╔══

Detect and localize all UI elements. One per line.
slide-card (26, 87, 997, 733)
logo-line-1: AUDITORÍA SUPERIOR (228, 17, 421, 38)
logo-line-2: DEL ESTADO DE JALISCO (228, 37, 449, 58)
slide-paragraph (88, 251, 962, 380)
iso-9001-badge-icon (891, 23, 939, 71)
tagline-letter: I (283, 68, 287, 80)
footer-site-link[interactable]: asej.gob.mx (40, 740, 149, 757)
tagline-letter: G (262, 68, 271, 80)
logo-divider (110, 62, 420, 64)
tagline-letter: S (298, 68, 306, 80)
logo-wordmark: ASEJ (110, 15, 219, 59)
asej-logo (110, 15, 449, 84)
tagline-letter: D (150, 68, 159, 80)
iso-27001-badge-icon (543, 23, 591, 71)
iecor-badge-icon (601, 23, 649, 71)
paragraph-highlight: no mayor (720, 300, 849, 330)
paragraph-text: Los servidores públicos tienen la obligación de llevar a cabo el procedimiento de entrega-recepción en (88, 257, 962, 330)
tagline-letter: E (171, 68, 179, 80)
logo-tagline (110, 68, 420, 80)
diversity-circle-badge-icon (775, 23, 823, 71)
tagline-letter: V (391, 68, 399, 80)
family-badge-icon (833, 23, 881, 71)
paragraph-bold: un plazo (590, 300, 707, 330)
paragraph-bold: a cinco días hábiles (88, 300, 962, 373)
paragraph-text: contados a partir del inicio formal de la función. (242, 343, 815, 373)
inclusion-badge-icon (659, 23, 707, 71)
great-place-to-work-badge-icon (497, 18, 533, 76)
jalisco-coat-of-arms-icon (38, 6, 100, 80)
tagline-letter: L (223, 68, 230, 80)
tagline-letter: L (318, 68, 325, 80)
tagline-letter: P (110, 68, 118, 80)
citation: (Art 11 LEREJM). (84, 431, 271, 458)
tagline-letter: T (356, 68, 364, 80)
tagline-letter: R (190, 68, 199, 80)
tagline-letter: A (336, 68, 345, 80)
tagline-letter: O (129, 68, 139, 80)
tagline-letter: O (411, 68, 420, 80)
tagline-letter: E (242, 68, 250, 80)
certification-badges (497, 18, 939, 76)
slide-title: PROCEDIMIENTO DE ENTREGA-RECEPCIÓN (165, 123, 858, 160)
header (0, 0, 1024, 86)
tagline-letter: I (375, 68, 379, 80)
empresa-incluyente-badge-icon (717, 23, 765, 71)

╚══

State how many lines of the data above contain the string "paragraph", treating uppercase and lowercase letters as different. Give only the number.

▶ The result
6